### [WHAT YOU NEED TO DO]
Below are the records; locate each line with the word "good" and copy it.
++++++++
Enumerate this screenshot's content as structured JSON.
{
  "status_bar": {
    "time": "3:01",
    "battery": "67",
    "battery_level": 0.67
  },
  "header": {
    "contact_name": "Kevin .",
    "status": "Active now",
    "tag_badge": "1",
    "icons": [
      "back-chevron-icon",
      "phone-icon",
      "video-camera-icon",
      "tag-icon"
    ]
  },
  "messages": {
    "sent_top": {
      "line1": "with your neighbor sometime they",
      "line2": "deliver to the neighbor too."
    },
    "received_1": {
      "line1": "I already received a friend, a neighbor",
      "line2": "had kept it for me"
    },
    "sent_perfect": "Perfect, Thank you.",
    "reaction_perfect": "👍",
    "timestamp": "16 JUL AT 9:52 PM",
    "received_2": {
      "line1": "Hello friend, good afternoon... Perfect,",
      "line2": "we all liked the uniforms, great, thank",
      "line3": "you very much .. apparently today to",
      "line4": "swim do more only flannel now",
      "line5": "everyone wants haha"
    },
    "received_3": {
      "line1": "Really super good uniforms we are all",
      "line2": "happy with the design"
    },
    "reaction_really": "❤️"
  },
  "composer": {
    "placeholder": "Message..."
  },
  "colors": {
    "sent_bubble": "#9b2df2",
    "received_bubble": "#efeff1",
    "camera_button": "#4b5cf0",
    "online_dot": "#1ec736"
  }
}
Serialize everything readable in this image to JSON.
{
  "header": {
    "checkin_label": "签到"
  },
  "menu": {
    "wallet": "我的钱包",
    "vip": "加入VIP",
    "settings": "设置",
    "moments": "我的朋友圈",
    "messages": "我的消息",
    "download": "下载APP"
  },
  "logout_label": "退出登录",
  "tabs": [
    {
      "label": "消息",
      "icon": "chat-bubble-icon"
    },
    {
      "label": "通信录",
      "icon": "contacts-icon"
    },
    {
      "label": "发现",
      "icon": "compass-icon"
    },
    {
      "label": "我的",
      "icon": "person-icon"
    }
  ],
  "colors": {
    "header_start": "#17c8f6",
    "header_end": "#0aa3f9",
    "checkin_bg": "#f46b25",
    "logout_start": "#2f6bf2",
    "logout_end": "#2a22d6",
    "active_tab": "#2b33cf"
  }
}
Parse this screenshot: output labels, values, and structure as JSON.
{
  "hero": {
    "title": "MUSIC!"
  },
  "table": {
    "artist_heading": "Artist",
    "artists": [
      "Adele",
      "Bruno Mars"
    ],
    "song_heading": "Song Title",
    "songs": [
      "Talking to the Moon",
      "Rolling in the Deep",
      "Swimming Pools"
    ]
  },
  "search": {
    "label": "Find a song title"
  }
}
++++++++
### [COMPLETE OUTPUT]
      "line1": "Hello friend, good afternoon... Perfect,",
      "line1": "Really super good uniforms we are all",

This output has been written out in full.